Задание: Через сколько спектаклей, согласно фрагменту текста, начинается территория актерской свободы?

Фрагмент текста:
____

Когда спектакль рождается, я занимаюсь только тем, что пытаюсь в роли сделать то, что Льву Абрамовичу необходимо выразить. У нас же бесконечные беседы после репетиций. Потом, только через 20–30 спектаклей начинается территория актерской свободы…

Особенно, наверное, самый яркий показатель в этом смысле для меня лично — «Гамлет». Я вообще год не могла понять, что я там делаю, год!

  • Ее доверчивая Офелия в спектакле смогла пробиться сквозь электрические цепи отношений Гамлета и Гертруды, чтобы окончательно сломать ход вещей. Ирина в «Трех сестрах» с первой же сцены сдернула скучноватый флер восторженного девичества, а Варя в «Вишневом саде» отринула пресную натуру хозяйственной хлопотуньи. Гонерилью в «Лире» равно опьяняет зов плоти и власти, в шиллеровской Луизе бушует пламя разделенной любви, Катерину в «Карамазовых» разрывает гордость и память тела. Все роли, в которые входит Боярская, объединены страстью. В том числе — поиска главных ответов. Она умеет проживать жизнь героини крупно, сосредоточенно, внебытово. Умеет выстраивать роль, не глуша партнеров, усиливая их. С годами и шлифовкой Додина она стала одним из главных «ресурсов» его театра: умная, неутомимая, цельная. Не в кино, где камера скрывает актера, а на сцене, которая внутреннюю пустоту обнажает без пощады, состоялись важнейшие события ее актерской жизни.
Елизавета Боярская в сцене из спектакля режиссера Льва Додина по роману Достоевского «Братья Карамазовы». Фото: Владимир Гердо / ТАСС

Елизавета Боярская в сцене из спектакля режиссера Льва Додина по роману Достоевского «Братья Карамазовы». Фото: Владимир Гердо / ТАСС

— Какие репетиции были самыми сложными за семнадцать лет вашего с Додиным сосуществования?

— Я каждый раз, на каждом спектакле думаю: это были самые сложные репетиции. Мне казалось, что сложнее «Карамазовых» не будет ничего.

— Четыре года?

— Да! И были моменты такого отчаяния, когда я не понимала ни-че-го во-об-ще. И иногда я подходила с такими тупыми вопросами к Додину…

— Какого рода?

____

Исходные данные:
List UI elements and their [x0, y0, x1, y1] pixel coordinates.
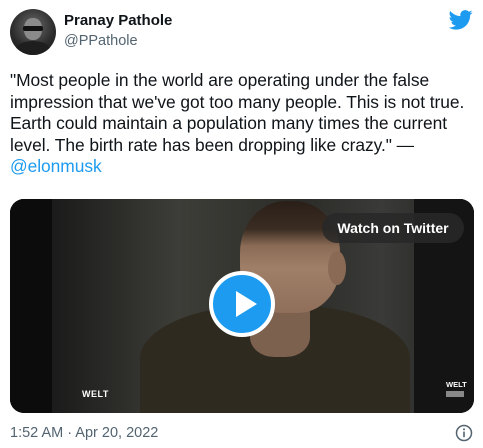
mention-link[interactable]: @elonmusk: [10, 156, 102, 176]
twitter-bird-icon[interactable]: [449, 10, 473, 30]
welt-logo-bar: [446, 391, 464, 397]
tweet-body: "Most people in the world are operating …: [10, 70, 465, 155]
author-name[interactable]: Pranay Pathole: [64, 12, 172, 29]
video-letterbox-left: [10, 199, 52, 413]
welt-logo-text: WELT: [446, 380, 467, 389]
video-person-ear: [328, 251, 346, 285]
tweet-timestamp[interactable]: 1:52 AM · Apr 20, 2022: [10, 425, 158, 441]
author-handle[interactable]: @PPathole: [64, 33, 138, 49]
tweet-text: "Most people in the world are operating …: [10, 70, 475, 178]
welt-watermark-left: WELT: [82, 389, 109, 399]
video-player[interactable]: Watch on Twitter WELT WELT: [10, 199, 474, 413]
info-icon[interactable]: [455, 424, 473, 442]
avatar[interactable]: [10, 9, 56, 55]
play-icon: [236, 291, 257, 317]
avatar-glasses: [23, 26, 43, 31]
tweet-card[interactable]: Pranay Pathole @PPathole "Most people in…: [0, 0, 483, 448]
avatar-figure: [15, 41, 51, 55]
watch-on-twitter-button[interactable]: Watch on Twitter: [322, 213, 464, 243]
play-button[interactable]: [209, 271, 275, 337]
welt-logo-right: WELT: [446, 381, 468, 401]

____

Результат: Через 20–30 спектаклей.